Return every line of the records word for word, with nothing changed or left out.

Records
====================

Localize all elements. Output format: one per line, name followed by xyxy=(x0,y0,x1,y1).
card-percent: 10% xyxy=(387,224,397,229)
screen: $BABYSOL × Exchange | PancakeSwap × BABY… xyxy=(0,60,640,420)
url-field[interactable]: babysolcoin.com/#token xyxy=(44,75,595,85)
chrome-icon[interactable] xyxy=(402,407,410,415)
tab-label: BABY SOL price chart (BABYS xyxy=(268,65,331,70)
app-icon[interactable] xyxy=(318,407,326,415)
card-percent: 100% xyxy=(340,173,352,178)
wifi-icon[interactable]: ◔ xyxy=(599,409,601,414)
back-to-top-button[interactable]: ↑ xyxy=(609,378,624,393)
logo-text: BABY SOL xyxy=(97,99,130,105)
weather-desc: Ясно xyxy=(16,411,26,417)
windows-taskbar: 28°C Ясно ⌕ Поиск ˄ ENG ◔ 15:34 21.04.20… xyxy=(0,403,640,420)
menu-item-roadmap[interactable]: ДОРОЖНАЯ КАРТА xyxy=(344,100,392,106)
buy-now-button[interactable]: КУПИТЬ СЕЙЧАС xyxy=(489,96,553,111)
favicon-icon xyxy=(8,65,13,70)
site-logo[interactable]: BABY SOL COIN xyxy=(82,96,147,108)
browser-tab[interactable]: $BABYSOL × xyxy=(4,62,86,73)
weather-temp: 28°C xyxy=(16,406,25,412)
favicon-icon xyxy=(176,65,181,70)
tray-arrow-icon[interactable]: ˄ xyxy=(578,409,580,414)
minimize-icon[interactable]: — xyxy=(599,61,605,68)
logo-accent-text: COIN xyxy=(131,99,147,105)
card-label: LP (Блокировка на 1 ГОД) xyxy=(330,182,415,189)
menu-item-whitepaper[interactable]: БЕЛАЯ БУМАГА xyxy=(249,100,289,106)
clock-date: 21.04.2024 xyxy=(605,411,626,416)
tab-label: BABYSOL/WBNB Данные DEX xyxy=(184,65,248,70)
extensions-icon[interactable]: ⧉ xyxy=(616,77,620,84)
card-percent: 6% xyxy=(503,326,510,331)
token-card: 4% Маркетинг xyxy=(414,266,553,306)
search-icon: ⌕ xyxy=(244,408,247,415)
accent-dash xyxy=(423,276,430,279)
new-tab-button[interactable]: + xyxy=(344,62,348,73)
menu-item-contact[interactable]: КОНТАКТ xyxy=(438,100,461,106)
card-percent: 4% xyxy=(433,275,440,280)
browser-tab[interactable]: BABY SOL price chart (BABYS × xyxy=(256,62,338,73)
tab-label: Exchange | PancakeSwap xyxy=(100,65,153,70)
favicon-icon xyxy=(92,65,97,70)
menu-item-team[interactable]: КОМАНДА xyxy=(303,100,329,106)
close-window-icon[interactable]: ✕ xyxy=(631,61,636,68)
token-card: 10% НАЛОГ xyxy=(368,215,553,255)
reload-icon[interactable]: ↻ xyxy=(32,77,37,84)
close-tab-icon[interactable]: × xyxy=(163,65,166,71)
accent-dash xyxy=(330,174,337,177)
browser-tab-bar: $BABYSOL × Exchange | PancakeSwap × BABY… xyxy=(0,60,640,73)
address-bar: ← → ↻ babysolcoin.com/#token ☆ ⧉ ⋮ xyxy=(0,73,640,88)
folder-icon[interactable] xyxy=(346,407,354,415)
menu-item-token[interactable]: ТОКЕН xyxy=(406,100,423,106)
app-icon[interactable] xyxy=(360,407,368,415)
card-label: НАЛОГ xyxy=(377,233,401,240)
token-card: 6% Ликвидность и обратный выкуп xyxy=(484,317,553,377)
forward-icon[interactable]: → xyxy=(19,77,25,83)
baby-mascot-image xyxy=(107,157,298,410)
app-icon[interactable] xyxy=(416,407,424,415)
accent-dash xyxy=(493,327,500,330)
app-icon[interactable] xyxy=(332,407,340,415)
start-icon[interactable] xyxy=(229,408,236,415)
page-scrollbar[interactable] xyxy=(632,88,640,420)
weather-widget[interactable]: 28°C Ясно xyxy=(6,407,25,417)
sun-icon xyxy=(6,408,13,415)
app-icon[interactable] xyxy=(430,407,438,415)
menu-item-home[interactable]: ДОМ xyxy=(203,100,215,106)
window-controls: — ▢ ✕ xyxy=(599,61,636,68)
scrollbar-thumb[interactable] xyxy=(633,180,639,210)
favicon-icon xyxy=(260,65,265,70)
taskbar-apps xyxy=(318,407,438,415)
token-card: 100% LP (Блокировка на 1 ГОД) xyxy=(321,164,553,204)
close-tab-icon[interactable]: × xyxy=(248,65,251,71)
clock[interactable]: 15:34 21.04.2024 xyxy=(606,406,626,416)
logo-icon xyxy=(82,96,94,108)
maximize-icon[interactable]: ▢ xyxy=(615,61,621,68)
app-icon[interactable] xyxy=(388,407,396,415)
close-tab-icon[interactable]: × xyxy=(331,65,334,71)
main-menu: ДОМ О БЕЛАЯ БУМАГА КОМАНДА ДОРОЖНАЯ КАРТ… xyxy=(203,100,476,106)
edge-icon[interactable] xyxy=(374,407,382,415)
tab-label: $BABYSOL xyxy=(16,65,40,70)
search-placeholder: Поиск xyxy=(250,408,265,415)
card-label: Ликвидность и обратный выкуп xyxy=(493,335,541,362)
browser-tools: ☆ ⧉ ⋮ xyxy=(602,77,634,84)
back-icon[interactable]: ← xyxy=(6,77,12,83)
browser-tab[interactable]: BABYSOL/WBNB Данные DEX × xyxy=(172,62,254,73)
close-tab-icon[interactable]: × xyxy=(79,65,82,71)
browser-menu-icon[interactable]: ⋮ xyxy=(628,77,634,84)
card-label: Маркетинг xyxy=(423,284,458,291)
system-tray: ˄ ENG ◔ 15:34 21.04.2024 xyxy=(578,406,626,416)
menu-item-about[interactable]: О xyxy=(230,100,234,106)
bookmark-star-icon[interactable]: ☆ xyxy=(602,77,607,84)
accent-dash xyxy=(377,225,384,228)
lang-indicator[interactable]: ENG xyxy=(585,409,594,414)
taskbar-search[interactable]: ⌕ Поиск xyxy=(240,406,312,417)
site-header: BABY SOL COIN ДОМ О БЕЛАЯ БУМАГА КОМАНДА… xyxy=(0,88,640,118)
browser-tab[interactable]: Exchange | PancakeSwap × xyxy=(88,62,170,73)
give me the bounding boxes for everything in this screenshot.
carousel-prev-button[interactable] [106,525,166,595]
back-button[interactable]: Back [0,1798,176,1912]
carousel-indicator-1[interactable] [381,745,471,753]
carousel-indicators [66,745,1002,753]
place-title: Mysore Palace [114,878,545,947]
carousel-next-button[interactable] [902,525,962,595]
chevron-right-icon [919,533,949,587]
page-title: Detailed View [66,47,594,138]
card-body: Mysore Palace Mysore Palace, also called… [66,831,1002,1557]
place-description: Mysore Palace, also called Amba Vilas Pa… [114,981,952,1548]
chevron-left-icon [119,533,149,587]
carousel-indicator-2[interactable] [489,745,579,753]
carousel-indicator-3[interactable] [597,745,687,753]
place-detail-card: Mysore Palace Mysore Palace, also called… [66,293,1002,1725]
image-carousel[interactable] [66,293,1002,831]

====================

> _In response_:
Localize all elements. Output format: one per line, name followed by xyxy=(x0,y0,x1,y1).
card-percent: 10% xyxy=(387,224,397,229)
screen: $BABYSOL × Exchange | PancakeSwap × BABY… xyxy=(0,60,640,420)
url-field[interactable]: babysolcoin.com/#token xyxy=(44,75,595,85)
chrome-icon[interactable] xyxy=(402,407,410,415)
tab-label: BABY SOL price chart (BABYS xyxy=(268,65,331,70)
app-icon[interactable] xyxy=(318,407,326,415)
card-percent: 100% xyxy=(340,173,352,178)
wifi-icon[interactable]: ◔ xyxy=(599,409,601,414)
back-to-top-button[interactable]: ↑ xyxy=(609,378,624,393)
logo-text: BABY SOL xyxy=(97,99,130,105)
weather-desc: Ясно xyxy=(16,411,26,417)
windows-taskbar: 28°C Ясно ⌕ Поиск ˄ ENG ◔ 15:34 21.04.20… xyxy=(0,403,640,420)
menu-item-roadmap[interactable]: ДОРОЖНАЯ КАРТА xyxy=(344,100,392,106)
buy-now-button[interactable]: КУПИТЬ СЕЙЧАС xyxy=(489,96,553,111)
favicon-icon xyxy=(8,65,13,70)
site-logo[interactable]: BABY SOL COIN xyxy=(82,96,147,108)
browser-tab[interactable]: $BABYSOL × xyxy=(4,62,86,73)
weather-temp: 28°C xyxy=(16,406,25,412)
favicon-icon xyxy=(176,65,181,70)
tray-arrow-icon[interactable]: ˄ xyxy=(578,409,580,414)
minimize-icon[interactable]: — xyxy=(599,61,605,68)
logo-accent-text: COIN xyxy=(131,99,147,105)
card-label: LP (Блокировка на 1 ГОД) xyxy=(330,182,415,189)
menu-item-whitepaper[interactable]: БЕЛАЯ БУМАГА xyxy=(249,100,289,106)
clock-date: 21.04.2024 xyxy=(605,411,626,416)
tab-label: BABYSOL/WBNB Данные DEX xyxy=(184,65,248,70)
extensions-icon[interactable]: ⧉ xyxy=(616,77,620,84)
card-percent: 6% xyxy=(503,326,510,331)
token-card: 4% Маркетинг xyxy=(414,266,553,306)
search-icon: ⌕ xyxy=(244,408,247,415)
accent-dash xyxy=(423,276,430,279)
new-tab-button[interactable]: + xyxy=(344,62,348,73)
menu-item-contact[interactable]: КОНТАКТ xyxy=(438,100,461,106)
card-percent: 4% xyxy=(433,275,440,280)
browser-tab[interactable]: BABY SOL price chart (BABYS × xyxy=(256,62,338,73)
tab-label: Exchange | PancakeSwap xyxy=(100,65,153,70)
favicon-icon xyxy=(92,65,97,70)
menu-item-team[interactable]: КОМАНДА xyxy=(303,100,329,106)
close-window-icon[interactable]: ✕ xyxy=(631,61,636,68)
token-card: 10% НАЛОГ xyxy=(368,215,553,255)
reload-icon[interactable]: ↻ xyxy=(32,77,37,84)
close-tab-icon[interactable]: × xyxy=(163,65,166,71)
accent-dash xyxy=(330,174,337,177)
browser-tab-bar: $BABYSOL × Exchange | PancakeSwap × BABY… xyxy=(0,60,640,73)
address-bar: ← → ↻ babysolcoin.com/#token ☆ ⧉ ⋮ xyxy=(0,73,640,88)
folder-icon[interactable] xyxy=(346,407,354,415)
menu-item-token[interactable]: ТОКЕН xyxy=(406,100,423,106)
app-icon[interactable] xyxy=(360,407,368,415)
card-label: НАЛОГ xyxy=(377,233,401,240)
token-card: 6% Ликвидность и обратный выкуп xyxy=(484,317,553,377)
forward-icon[interactable]: → xyxy=(19,77,25,83)
baby-mascot-image xyxy=(107,157,298,410)
app-icon[interactable] xyxy=(416,407,424,415)
accent-dash xyxy=(493,327,500,330)
app-icon[interactable] xyxy=(332,407,340,415)
start-icon[interactable] xyxy=(229,408,236,415)
page-scrollbar[interactable] xyxy=(632,88,640,420)
weather-widget[interactable]: 28°C Ясно xyxy=(6,407,25,417)
sun-icon xyxy=(6,408,13,415)
app-icon[interactable] xyxy=(430,407,438,415)
menu-item-home[interactable]: ДОМ xyxy=(203,100,215,106)
window-controls: — ▢ ✕ xyxy=(599,61,636,68)
scrollbar-thumb[interactable] xyxy=(633,180,639,210)
favicon-icon xyxy=(260,65,265,70)
taskbar-apps xyxy=(318,407,438,415)
token-card: 100% LP (Блокировка на 1 ГОД) xyxy=(321,164,553,204)
close-tab-icon[interactable]: × xyxy=(248,65,251,71)
clock[interactable]: 15:34 21.04.2024 xyxy=(606,406,626,416)
logo-icon xyxy=(82,96,94,108)
maximize-icon[interactable]: ▢ xyxy=(615,61,621,68)
app-icon[interactable] xyxy=(388,407,396,415)
close-tab-icon[interactable]: × xyxy=(331,65,334,71)
main-menu: ДОМ О БЕЛАЯ БУМАГА КОМАНДА ДОРОЖНАЯ КАРТ… xyxy=(203,100,476,106)
edge-icon[interactable] xyxy=(374,407,382,415)
tab-label: $BABYSOL xyxy=(16,65,40,70)
search-placeholder: Поиск xyxy=(250,408,265,415)
card-label: Ликвидность и обратный выкуп xyxy=(493,335,541,362)
browser-tools: ☆ ⧉ ⋮ xyxy=(602,77,634,84)
back-icon[interactable]: ← xyxy=(6,77,12,83)
browser-tab[interactable]: BABYSOL/WBNB Данные DEX × xyxy=(172,62,254,73)
close-tab-icon[interactable]: × xyxy=(79,65,82,71)
browser-menu-icon[interactable]: ⋮ xyxy=(628,77,634,84)
card-label: Маркетинг xyxy=(423,284,458,291)
system-tray: ˄ ENG ◔ 15:34 21.04.2024 xyxy=(578,406,626,416)
menu-item-about[interactable]: О xyxy=(230,100,234,106)
bookmark-star-icon[interactable]: ☆ xyxy=(602,77,607,84)
accent-dash xyxy=(377,225,384,228)
lang-indicator[interactable]: ENG xyxy=(585,409,594,414)
taskbar-search[interactable]: ⌕ Поиск xyxy=(240,406,312,417)
site-header: BABY SOL COIN ДОМ О БЕЛАЯ БУМАГА КОМАНДА… xyxy=(0,88,640,118)
browser-tab[interactable]: Exchange | PancakeSwap × xyxy=(88,62,170,73)
give me the bounding boxes for everything in this screenshot.
carousel-prev-button[interactable] [106,525,166,595]
back-button[interactable]: Back [0,1798,176,1912]
carousel-indicator-1[interactable] [381,745,471,753]
carousel-indicators [66,745,1002,753]
place-title: Mysore Palace [114,878,545,947]
carousel-next-button[interactable] [902,525,962,595]
chevron-right-icon [919,533,949,587]
page-title: Detailed View [66,47,594,138]
card-body: Mysore Palace Mysore Palace, also called… [66,831,1002,1557]
place-description: Mysore Palace, also called Amba Vilas Pa… [114,981,952,1548]
chevron-left-icon [119,533,149,587]
carousel-indicator-2[interactable] [489,745,579,753]
carousel-indicator-3[interactable] [597,745,687,753]
place-detail-card: Mysore Palace Mysore Palace, also called… [66,293,1002,1725]
image-carousel[interactable] [66,293,1002,831]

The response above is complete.